start Data lines

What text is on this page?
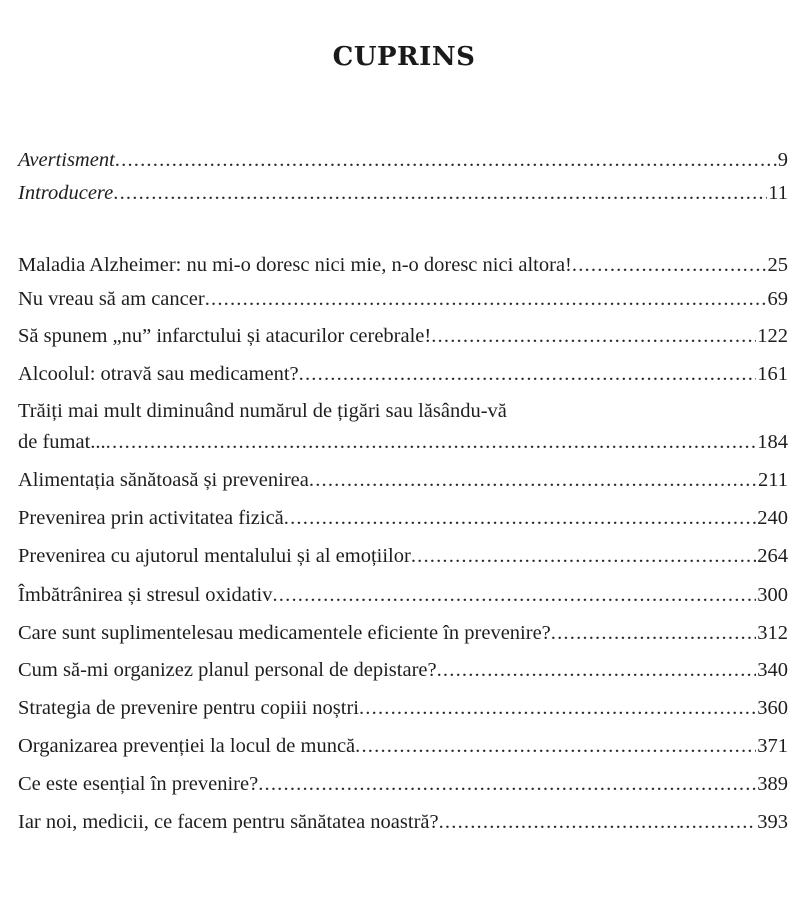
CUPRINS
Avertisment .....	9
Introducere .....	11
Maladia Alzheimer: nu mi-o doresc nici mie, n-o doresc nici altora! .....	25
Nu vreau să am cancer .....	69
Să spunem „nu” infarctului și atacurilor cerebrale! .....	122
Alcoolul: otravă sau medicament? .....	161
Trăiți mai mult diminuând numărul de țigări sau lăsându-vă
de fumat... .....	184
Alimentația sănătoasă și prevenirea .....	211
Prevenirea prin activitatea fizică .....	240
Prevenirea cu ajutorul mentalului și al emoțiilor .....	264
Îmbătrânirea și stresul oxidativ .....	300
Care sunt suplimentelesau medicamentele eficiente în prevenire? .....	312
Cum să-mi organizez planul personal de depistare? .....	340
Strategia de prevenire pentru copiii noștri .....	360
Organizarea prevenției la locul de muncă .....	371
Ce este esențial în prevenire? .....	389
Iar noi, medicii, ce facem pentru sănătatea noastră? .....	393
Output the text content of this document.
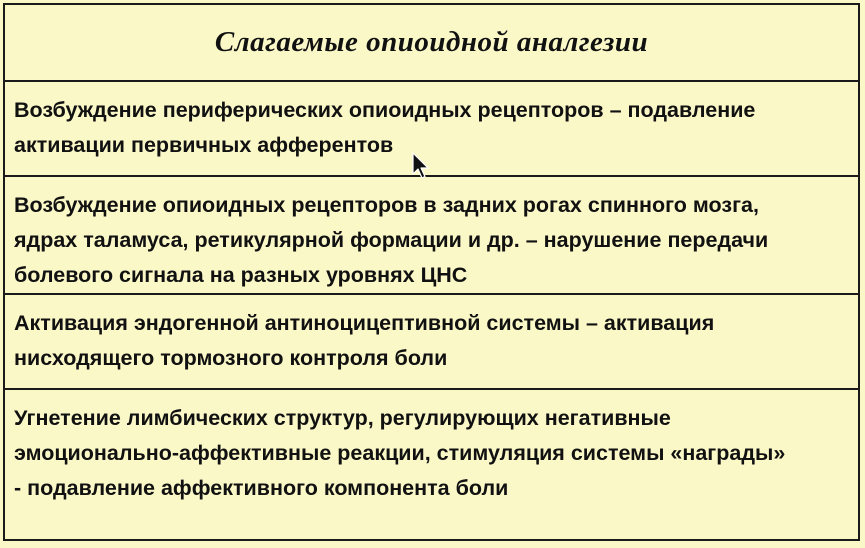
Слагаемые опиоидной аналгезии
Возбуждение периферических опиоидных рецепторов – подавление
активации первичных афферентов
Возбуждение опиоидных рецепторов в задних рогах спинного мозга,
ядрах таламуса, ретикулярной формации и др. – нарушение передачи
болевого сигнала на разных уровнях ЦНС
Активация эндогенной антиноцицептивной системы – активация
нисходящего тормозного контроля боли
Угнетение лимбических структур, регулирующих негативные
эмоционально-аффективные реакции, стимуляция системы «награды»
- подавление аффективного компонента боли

end Data lines

Written instruction → Reproduce word for word only the lines between the line containing "Output the text content of this document." and the end of the listing above, both included, and drop any pictures.

In response →
Output the text content of this document.
Слагаемые опиоидной аналгезии
Возбуждение периферических опиоидных рецепторов – подавление
активации первичных афферентов
Возбуждение опиоидных рецепторов в задних рогах спинного мозга,
ядрах таламуса, ретикулярной формации и др. – нарушение передачи
болевого сигнала на разных уровнях ЦНС
Активация эндогенной антиноцицептивной системы – активация
нисходящего тормозного контроля боли
Угнетение лимбических структур, регулирующих негативные
эмоционально-аффективные реакции, стимуляция системы «награды»
- подавление аффективного компонента боли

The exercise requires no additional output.